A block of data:
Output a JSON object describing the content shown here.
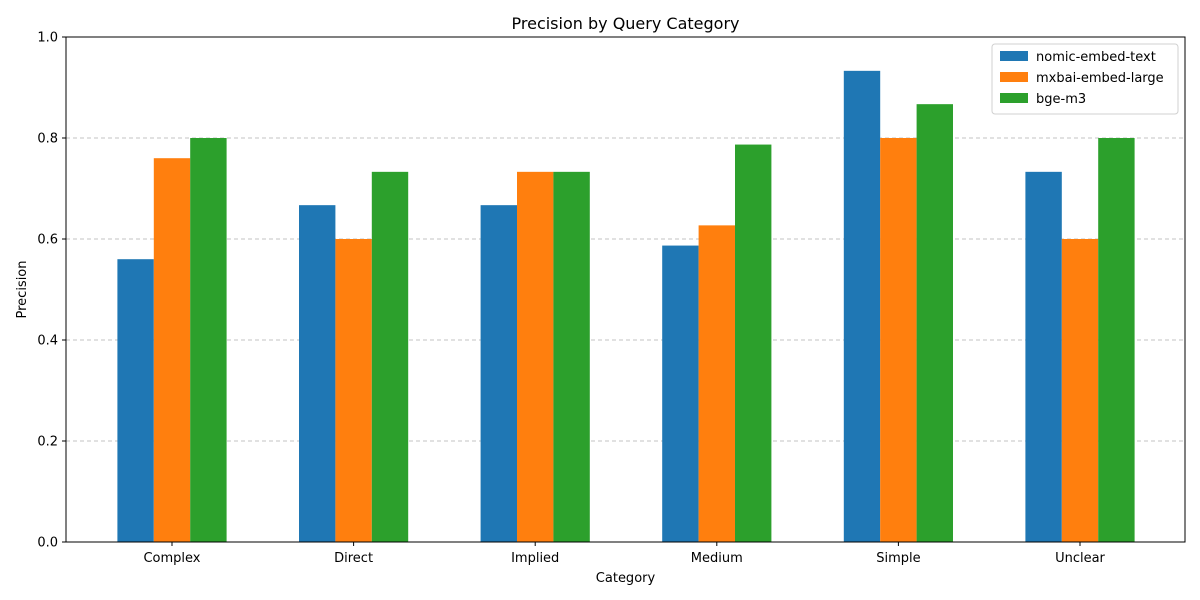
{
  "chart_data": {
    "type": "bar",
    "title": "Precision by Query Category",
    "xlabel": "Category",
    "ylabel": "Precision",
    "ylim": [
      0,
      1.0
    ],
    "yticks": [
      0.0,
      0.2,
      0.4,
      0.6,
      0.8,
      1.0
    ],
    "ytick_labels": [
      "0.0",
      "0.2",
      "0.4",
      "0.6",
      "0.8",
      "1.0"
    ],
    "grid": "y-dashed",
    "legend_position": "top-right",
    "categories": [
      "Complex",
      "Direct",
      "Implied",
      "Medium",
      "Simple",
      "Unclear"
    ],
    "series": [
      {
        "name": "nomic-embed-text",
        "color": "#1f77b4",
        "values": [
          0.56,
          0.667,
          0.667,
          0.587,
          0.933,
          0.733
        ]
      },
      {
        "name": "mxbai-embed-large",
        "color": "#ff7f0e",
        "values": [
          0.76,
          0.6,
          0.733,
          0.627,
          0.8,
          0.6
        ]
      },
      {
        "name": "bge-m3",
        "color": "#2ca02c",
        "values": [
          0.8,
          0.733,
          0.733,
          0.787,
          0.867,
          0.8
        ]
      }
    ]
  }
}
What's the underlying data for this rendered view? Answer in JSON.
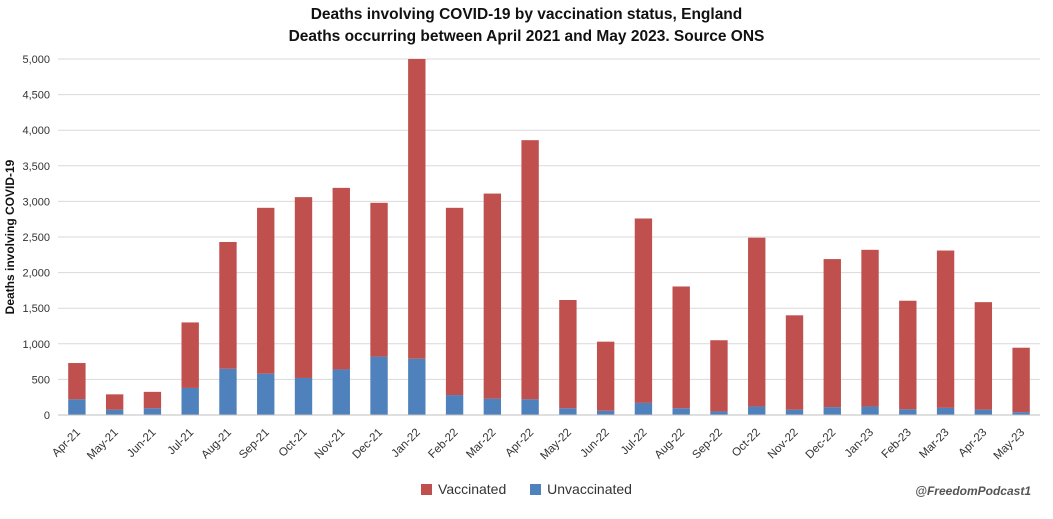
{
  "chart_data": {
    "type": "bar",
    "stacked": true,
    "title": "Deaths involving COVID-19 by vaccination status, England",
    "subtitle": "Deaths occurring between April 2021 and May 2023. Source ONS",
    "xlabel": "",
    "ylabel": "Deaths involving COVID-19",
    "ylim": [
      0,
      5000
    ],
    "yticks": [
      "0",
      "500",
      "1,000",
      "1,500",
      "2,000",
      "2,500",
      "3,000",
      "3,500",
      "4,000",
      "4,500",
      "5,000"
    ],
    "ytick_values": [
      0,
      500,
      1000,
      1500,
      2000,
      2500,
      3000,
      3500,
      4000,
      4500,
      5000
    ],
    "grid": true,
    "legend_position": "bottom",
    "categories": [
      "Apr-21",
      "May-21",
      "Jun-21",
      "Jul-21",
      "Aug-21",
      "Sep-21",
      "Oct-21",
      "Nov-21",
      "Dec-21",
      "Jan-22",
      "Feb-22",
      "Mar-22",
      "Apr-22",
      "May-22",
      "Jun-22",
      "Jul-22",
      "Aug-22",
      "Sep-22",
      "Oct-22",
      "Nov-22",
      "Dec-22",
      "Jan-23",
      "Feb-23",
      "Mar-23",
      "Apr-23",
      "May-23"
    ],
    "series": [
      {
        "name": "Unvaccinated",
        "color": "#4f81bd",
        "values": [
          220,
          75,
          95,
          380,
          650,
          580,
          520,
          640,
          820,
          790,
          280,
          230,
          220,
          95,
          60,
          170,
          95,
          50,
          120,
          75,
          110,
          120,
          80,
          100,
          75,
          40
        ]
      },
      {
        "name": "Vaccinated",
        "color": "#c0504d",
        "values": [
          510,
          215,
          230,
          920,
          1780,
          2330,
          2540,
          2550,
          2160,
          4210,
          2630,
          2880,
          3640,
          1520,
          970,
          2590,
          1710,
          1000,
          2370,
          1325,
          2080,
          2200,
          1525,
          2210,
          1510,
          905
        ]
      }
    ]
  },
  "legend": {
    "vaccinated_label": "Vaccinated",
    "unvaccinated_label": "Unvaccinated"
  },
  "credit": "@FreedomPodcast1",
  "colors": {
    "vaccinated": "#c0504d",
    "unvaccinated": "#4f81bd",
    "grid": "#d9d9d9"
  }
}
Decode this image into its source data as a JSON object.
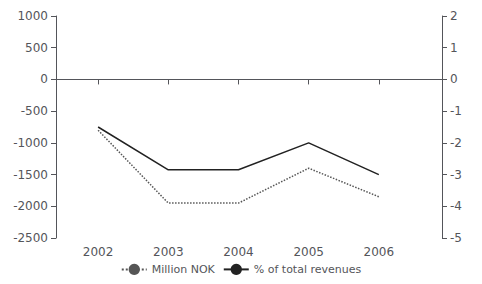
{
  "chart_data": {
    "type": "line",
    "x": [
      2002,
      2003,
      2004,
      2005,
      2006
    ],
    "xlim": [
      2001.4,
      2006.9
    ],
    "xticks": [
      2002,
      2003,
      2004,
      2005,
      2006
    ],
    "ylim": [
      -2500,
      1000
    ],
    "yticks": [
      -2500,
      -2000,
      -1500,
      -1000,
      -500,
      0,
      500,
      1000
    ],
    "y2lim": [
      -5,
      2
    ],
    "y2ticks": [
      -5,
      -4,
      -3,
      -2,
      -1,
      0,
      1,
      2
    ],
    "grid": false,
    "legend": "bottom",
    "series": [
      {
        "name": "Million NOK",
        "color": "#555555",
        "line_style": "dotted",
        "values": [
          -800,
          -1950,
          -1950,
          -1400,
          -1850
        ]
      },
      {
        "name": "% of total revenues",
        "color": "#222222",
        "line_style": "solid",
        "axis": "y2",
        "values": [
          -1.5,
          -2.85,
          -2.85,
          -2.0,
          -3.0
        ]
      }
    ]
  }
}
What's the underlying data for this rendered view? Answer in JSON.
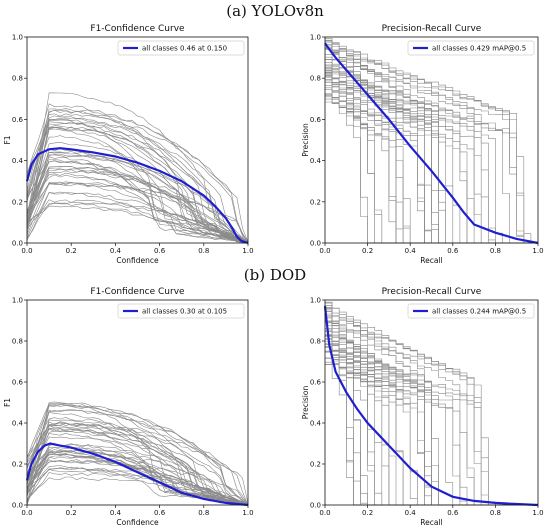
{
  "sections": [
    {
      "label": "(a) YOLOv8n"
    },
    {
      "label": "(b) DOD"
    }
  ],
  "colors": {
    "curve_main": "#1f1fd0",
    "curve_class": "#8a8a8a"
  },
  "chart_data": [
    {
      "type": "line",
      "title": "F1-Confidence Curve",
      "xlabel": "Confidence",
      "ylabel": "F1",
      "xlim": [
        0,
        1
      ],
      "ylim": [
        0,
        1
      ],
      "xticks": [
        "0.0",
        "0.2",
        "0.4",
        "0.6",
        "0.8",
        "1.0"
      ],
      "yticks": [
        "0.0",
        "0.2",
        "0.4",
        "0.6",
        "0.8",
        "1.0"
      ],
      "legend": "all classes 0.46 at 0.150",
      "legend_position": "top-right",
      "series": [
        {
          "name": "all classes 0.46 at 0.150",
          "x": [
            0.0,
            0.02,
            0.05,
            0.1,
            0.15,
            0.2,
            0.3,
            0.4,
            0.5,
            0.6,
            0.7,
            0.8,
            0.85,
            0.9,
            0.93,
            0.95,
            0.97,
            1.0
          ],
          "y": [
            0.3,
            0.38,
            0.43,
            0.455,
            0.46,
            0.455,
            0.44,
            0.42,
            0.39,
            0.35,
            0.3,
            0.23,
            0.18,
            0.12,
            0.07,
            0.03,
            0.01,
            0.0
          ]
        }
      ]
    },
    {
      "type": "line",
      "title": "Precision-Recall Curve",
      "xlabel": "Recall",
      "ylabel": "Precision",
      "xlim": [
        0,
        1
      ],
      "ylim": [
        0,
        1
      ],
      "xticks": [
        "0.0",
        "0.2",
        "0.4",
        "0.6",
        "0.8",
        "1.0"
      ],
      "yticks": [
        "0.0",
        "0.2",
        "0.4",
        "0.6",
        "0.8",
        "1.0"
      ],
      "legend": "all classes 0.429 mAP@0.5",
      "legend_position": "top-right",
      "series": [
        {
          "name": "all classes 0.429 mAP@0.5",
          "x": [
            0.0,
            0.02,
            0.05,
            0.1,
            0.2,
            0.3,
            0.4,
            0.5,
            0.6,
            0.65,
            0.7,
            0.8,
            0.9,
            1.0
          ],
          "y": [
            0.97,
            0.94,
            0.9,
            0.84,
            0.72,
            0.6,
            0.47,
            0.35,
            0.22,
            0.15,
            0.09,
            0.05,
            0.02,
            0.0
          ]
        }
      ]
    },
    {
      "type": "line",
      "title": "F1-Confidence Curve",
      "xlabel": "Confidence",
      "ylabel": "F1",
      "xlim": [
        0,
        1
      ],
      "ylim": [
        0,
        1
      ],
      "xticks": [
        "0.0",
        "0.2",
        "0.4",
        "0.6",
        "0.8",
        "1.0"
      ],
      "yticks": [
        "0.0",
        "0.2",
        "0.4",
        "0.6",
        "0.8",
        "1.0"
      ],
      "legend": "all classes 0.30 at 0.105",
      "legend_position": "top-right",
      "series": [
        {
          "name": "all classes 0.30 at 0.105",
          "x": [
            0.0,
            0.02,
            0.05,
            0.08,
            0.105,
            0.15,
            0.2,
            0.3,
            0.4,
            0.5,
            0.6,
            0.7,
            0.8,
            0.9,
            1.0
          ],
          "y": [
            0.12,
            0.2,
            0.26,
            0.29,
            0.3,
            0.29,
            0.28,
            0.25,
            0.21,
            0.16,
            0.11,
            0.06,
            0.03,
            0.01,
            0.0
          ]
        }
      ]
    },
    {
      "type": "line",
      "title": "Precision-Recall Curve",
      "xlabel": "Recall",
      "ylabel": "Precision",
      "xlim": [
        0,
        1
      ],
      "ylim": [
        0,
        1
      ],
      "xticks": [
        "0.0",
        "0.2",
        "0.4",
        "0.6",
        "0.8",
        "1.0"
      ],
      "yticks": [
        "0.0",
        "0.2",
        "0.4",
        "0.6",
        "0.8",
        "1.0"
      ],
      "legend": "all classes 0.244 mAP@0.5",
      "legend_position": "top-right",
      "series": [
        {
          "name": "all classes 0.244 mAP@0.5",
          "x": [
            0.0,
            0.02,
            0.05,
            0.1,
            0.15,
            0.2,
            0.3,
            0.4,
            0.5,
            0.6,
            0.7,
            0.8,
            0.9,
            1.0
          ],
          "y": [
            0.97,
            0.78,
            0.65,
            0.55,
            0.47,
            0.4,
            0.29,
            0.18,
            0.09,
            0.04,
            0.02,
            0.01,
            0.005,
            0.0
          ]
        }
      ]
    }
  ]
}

*Your task*. Reproduce every line from the entries that holds the word "involving".

*Finished answer*.
    "title": "Deaths involving COVID-19 by vaccination status, England",
    "ylabel": "Deaths involving COVID-19",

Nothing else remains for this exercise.